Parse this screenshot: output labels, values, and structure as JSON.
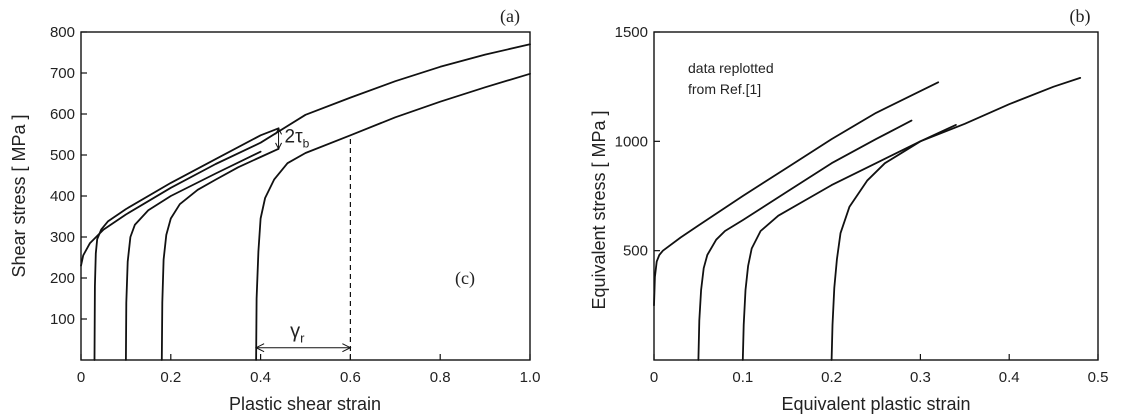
{
  "chart_data": [
    {
      "type": "line",
      "panel_label": "(a)",
      "inner_label": "(c)",
      "xlabel": "Plastic shear strain",
      "ylabel": "Shear stress   [ MPa ]",
      "xlim": [
        0,
        1.0
      ],
      "ylim": [
        0,
        800
      ],
      "xticks": [
        0,
        0.2,
        0.4,
        0.6,
        0.8,
        1.0
      ],
      "xtick_labels": [
        "0",
        "0.2",
        "0.4",
        "0.6",
        "0.8",
        "1.0"
      ],
      "yticks": [
        100,
        200,
        300,
        400,
        500,
        600,
        700,
        800
      ],
      "ytick_labels": [
        "100",
        "200",
        "300",
        "400",
        "500",
        "600",
        "700",
        "800"
      ],
      "grid": false,
      "annotations": {
        "tau_b": "2τ",
        "tau_b_sub": "b",
        "gamma_r": "γ",
        "gamma_r_sub": "r"
      },
      "series": [
        {
          "x": [
            0,
            0.005,
            0.02,
            0.05,
            0.1,
            0.2,
            0.3,
            0.4,
            0.5,
            0.6,
            0.7,
            0.8,
            0.9,
            1.0
          ],
          "y": [
            230,
            255,
            285,
            318,
            355,
            420,
            478,
            530,
            598,
            640,
            680,
            715,
            745,
            770
          ]
        },
        {
          "x": [
            0.03,
            0.031,
            0.033,
            0.036,
            0.045,
            0.06,
            0.1,
            0.2,
            0.3,
            0.4,
            0.44
          ],
          "y": [
            0,
            180,
            260,
            295,
            318,
            338,
            368,
            432,
            490,
            548,
            565
          ]
        },
        {
          "x": [
            0.1,
            0.101,
            0.104,
            0.11,
            0.12,
            0.15,
            0.2,
            0.3,
            0.4
          ],
          "y": [
            0,
            140,
            240,
            300,
            330,
            365,
            400,
            455,
            508
          ]
        },
        {
          "x": [
            0.18,
            0.181,
            0.184,
            0.19,
            0.2,
            0.22,
            0.26,
            0.3,
            0.35,
            0.4,
            0.44
          ],
          "y": [
            0,
            140,
            245,
            305,
            345,
            380,
            415,
            440,
            470,
            495,
            515
          ]
        },
        {
          "x": [
            0.39,
            0.391,
            0.395,
            0.4,
            0.41,
            0.43,
            0.46,
            0.5,
            0.6,
            0.7,
            0.8,
            0.9,
            1.0
          ],
          "y": [
            0,
            150,
            265,
            345,
            395,
            440,
            480,
            505,
            548,
            592,
            630,
            665,
            698
          ]
        }
      ]
    },
    {
      "type": "line",
      "panel_label": "(b)",
      "xlabel": "Equivalent plastic strain",
      "ylabel": "Equivalent stress  [ MPa ]",
      "xlim": [
        0,
        0.5
      ],
      "ylim": [
        0,
        1500
      ],
      "xticks": [
        0,
        0.1,
        0.2,
        0.3,
        0.4,
        0.5
      ],
      "xtick_labels": [
        "0",
        "0.1",
        "0.2",
        "0.3",
        "0.4",
        "0.5"
      ],
      "yticks": [
        500,
        1000,
        1500
      ],
      "ytick_labels": [
        "500",
        "1000",
        "1500"
      ],
      "grid": false,
      "note": [
        "data replotted",
        "from Ref.[1]"
      ],
      "series": [
        {
          "x": [
            0,
            0.001,
            0.003,
            0.006,
            0.01,
            0.03,
            0.05,
            0.1,
            0.15,
            0.2,
            0.25,
            0.29,
            0.32
          ],
          "y": [
            250,
            380,
            450,
            480,
            500,
            560,
            615,
            750,
            880,
            1010,
            1130,
            1210,
            1270
          ]
        },
        {
          "x": [
            0.05,
            0.051,
            0.053,
            0.056,
            0.06,
            0.07,
            0.08,
            0.1,
            0.15,
            0.2,
            0.25,
            0.29
          ],
          "y": [
            0,
            180,
            320,
            420,
            480,
            550,
            590,
            640,
            770,
            900,
            1010,
            1095
          ]
        },
        {
          "x": [
            0.1,
            0.101,
            0.103,
            0.106,
            0.11,
            0.12,
            0.14,
            0.17,
            0.2,
            0.25,
            0.3,
            0.34
          ],
          "y": [
            0,
            160,
            320,
            430,
            510,
            590,
            660,
            730,
            800,
            900,
            1000,
            1075
          ]
        },
        {
          "x": [
            0.2,
            0.201,
            0.203,
            0.206,
            0.21,
            0.22,
            0.24,
            0.26,
            0.28,
            0.3,
            0.35,
            0.4,
            0.45,
            0.48
          ],
          "y": [
            0,
            160,
            330,
            460,
            580,
            700,
            820,
            900,
            950,
            1000,
            1080,
            1170,
            1250,
            1290
          ]
        }
      ]
    }
  ]
}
+ + + + + + +
WHAT IS REQUIRED: Find the word "ylabel" in the entries above and gather every line that holds it.

FULL OUTPUT:
      "ylabel": "Shear stress   [ MPa ]",
      "ylabel": "Equivalent stress  [ MPa ]",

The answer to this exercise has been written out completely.